Request 1 ▸
Copy out the passage on why crashes are biased toward lower speeds in full, word for word.

____ Document excerpt

Why crashes are biassed towards lower speeds
Buckingham's second claim is that speeding is safer because crashes predominantly occur at extremes of low and high speeds. This confuses crash speed with sustained travelling speed, and also ignores the distorting contribution of victim vehicles.
Reported speeds in crash incidents will always be biassed towards low speeds because crashes typically occur when one vehicle is entering or leaving the traffic stream, and
thus travelling more slowly or even stopped. In such circumstances, the speed of the victim vehicle will contribute to the weighting towards slower speeds that Buckingham comments on, even though the victim vehicle did not cause the crash.
As well, aggressor vehicles usually brake before impact, reducing the impact speed and extent of damage to the victim vehicle, which is often used to estimate pre-crash
travelling speed. It's also worth bearing in mind that, when they're interviewed by crash investigators, speeding drivers lie.

________
____ Given records

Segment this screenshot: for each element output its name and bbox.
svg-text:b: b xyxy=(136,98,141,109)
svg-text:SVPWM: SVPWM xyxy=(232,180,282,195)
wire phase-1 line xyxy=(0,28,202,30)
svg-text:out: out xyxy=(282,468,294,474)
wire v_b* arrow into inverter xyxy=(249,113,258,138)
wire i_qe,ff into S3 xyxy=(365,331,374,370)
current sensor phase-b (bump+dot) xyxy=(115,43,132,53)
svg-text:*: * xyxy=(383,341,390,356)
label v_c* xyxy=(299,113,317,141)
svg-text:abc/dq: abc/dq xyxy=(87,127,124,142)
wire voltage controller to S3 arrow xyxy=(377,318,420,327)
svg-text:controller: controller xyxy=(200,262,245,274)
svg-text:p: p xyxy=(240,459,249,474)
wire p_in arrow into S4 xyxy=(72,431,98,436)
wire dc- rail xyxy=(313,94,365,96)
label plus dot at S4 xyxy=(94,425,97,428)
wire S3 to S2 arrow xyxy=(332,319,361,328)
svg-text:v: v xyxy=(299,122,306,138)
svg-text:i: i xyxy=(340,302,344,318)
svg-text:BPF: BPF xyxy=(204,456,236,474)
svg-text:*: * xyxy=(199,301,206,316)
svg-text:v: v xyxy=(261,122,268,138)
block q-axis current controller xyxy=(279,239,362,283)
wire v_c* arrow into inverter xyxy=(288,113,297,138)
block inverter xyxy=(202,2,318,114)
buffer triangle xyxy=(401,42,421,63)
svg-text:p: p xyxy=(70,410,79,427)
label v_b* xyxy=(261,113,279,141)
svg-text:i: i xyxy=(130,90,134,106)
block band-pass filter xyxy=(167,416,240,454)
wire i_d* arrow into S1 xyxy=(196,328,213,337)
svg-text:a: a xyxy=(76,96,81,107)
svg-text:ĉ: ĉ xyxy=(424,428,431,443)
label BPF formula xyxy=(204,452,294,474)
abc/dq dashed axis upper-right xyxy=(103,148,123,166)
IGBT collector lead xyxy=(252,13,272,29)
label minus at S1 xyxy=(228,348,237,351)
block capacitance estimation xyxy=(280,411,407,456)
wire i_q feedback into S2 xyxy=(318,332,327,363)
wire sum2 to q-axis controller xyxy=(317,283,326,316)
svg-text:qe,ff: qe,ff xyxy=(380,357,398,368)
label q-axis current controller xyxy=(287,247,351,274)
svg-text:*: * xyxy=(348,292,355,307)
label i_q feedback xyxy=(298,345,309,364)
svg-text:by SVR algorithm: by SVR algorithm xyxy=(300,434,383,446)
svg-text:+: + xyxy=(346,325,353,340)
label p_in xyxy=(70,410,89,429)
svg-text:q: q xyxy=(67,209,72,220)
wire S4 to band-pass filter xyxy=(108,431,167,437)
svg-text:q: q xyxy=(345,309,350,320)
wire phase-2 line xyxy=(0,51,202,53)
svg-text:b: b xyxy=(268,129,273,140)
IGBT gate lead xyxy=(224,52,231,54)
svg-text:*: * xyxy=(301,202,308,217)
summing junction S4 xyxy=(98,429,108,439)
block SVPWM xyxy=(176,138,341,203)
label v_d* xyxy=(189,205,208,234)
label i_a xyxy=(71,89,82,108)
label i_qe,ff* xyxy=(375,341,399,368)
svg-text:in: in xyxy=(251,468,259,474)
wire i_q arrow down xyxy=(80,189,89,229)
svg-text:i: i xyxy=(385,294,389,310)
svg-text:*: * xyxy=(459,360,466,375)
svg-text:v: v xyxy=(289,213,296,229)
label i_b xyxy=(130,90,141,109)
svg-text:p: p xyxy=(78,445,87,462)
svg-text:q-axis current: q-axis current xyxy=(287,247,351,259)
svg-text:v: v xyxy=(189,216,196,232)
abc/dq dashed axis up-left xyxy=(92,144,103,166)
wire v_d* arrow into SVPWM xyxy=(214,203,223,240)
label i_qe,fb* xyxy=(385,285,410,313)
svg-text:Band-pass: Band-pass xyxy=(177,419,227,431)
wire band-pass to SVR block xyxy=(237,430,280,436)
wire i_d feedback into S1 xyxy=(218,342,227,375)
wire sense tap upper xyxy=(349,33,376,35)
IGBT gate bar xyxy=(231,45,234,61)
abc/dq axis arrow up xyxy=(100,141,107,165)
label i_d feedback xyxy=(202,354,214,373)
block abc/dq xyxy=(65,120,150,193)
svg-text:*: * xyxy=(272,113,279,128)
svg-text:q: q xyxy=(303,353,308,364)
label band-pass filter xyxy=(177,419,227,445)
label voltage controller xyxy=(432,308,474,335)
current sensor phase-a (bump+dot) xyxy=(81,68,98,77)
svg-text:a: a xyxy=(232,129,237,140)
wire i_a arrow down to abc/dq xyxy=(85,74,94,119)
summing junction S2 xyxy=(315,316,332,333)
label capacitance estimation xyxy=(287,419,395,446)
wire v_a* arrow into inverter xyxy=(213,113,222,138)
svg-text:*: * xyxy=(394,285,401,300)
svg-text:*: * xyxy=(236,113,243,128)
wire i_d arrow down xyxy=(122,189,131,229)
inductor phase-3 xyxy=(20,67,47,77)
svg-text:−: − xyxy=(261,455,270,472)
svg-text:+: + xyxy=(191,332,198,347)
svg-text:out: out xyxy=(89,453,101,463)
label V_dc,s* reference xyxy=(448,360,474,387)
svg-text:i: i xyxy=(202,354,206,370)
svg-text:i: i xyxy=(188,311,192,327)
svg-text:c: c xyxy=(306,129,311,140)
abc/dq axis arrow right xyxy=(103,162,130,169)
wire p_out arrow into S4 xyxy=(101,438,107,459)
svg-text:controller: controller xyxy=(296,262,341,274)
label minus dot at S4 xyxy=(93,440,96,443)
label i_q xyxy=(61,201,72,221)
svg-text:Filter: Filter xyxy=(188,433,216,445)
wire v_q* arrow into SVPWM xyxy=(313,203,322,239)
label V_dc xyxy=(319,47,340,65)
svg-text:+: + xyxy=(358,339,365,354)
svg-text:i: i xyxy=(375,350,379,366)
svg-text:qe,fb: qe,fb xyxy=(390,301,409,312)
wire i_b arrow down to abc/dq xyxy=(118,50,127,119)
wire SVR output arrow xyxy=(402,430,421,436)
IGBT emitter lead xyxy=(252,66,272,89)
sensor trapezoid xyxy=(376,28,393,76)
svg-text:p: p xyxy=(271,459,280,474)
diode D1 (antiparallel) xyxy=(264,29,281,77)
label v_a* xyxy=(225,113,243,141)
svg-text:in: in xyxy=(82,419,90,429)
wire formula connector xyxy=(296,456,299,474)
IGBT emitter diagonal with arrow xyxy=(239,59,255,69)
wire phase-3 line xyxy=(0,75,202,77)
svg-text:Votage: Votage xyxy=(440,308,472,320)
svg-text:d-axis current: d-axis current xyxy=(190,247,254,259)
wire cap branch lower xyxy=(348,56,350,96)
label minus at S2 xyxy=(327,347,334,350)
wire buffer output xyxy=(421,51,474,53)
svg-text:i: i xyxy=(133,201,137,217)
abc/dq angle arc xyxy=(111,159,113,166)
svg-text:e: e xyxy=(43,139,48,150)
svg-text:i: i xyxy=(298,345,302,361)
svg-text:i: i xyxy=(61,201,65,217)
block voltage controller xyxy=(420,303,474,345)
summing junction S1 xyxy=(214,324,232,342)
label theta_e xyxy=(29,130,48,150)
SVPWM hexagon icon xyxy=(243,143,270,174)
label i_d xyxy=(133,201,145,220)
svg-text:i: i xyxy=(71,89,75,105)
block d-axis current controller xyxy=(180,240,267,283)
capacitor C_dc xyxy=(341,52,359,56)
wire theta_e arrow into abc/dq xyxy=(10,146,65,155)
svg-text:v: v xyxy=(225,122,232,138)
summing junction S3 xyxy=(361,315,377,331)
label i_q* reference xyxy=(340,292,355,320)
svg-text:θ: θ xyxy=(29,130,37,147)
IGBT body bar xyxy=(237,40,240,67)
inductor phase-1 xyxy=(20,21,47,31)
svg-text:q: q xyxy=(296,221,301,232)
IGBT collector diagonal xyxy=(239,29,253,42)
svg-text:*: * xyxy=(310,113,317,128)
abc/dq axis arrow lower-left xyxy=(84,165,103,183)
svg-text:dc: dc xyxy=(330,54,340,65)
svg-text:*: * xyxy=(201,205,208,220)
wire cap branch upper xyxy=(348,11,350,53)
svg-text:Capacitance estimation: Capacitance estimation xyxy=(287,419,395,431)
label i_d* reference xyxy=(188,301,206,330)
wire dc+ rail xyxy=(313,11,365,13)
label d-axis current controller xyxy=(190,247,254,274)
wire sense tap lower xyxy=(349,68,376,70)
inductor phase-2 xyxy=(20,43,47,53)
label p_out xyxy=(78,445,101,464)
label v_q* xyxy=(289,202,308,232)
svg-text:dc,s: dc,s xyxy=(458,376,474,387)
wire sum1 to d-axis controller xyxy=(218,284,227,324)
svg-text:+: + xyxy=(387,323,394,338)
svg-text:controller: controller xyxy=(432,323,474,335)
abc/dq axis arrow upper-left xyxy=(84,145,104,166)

________

Request 2 ▸
Write out the lines of the listing word for word, from its first line through the line holding "svg-text:q: q xyxy=(67,209,72,220)", both included.

Solution 1 ▸
Why crashes are biassed towards lower speeds
Buckingham's second claim is that speeding is safer because crashes predominantly occur at extremes of low and high speeds. This confuses crash speed with sustained travelling speed, and also ignores the distorting contribution of victim vehicles.
Reported speeds in crash incidents will always be biassed towards low speeds because crashes typically occur when one vehicle is entering or leaving the traffic stream, and
thus travelling more slowly or even stopped. In such circumstances, the speed of the victim vehicle will contribute to the weighting towards slower speeds that Buckingham comments on, even though the victim vehicle did not cause the crash.
As well, aggressor vehicles usually brake before impact, reducing the impact speed and extent of damage to the victim vehicle, which is often used to estimate pre-crash
travelling speed. It's also worth bearing in mind that, when they're interviewed by crash investigators, speeding drivers lie.

Solution 2 ▸
Segment this screenshot: for each element output its name and bbox.
svg-text:b: b xyxy=(136,98,141,109)
svg-text:SVPWM: SVPWM xyxy=(232,180,282,195)
wire phase-1 line xyxy=(0,28,202,30)
svg-text:out: out xyxy=(282,468,294,474)
wire v_b* arrow into inverter xyxy=(249,113,258,138)
wire i_qe,ff into S3 xyxy=(365,331,374,370)
current sensor phase-b (bump+dot) xyxy=(115,43,132,53)
svg-text:*: * xyxy=(383,341,390,356)
label v_c* xyxy=(299,113,317,141)
svg-text:abc/dq: abc/dq xyxy=(87,127,124,142)
wire voltage controller to S3 arrow xyxy=(377,318,420,327)
svg-text:controller: controller xyxy=(200,262,245,274)
svg-text:p: p xyxy=(240,459,249,474)
wire p_in arrow into S4 xyxy=(72,431,98,436)
wire dc- rail xyxy=(313,94,365,96)
label plus dot at S4 xyxy=(94,425,97,428)
wire S3 to S2 arrow xyxy=(332,319,361,328)
svg-text:v: v xyxy=(299,122,306,138)
svg-text:i: i xyxy=(340,302,344,318)
svg-text:BPF: BPF xyxy=(204,456,236,474)
svg-text:*: * xyxy=(199,301,206,316)
svg-text:v: v xyxy=(261,122,268,138)
block q-axis current controller xyxy=(279,239,362,283)
wire v_c* arrow into inverter xyxy=(288,113,297,138)
block inverter xyxy=(202,2,318,114)
buffer triangle xyxy=(401,42,421,63)
svg-text:p: p xyxy=(70,410,79,427)
label v_b* xyxy=(261,113,279,141)
svg-text:i: i xyxy=(130,90,134,106)
block band-pass filter xyxy=(167,416,240,454)
wire i_d* arrow into S1 xyxy=(196,328,213,337)
svg-text:a: a xyxy=(76,96,81,107)
svg-text:ĉ: ĉ xyxy=(424,428,431,443)
label BPF formula xyxy=(204,452,294,474)
abc/dq dashed axis upper-right xyxy=(103,148,123,166)
IGBT collector lead xyxy=(252,13,272,29)
label minus at S1 xyxy=(228,348,237,351)
block capacitance estimation xyxy=(280,411,407,456)
wire i_q feedback into S2 xyxy=(318,332,327,363)
wire sum2 to q-axis controller xyxy=(317,283,326,316)
svg-text:qe,ff: qe,ff xyxy=(380,357,398,368)
label q-axis current controller xyxy=(287,247,351,274)
svg-text:*: * xyxy=(348,292,355,307)
label i_q feedback xyxy=(298,345,309,364)
svg-text:by SVR algorithm: by SVR algorithm xyxy=(300,434,383,446)
svg-text:+: + xyxy=(346,325,353,340)
label p_in xyxy=(70,410,89,429)
svg-text:q: q xyxy=(67,209,72,220)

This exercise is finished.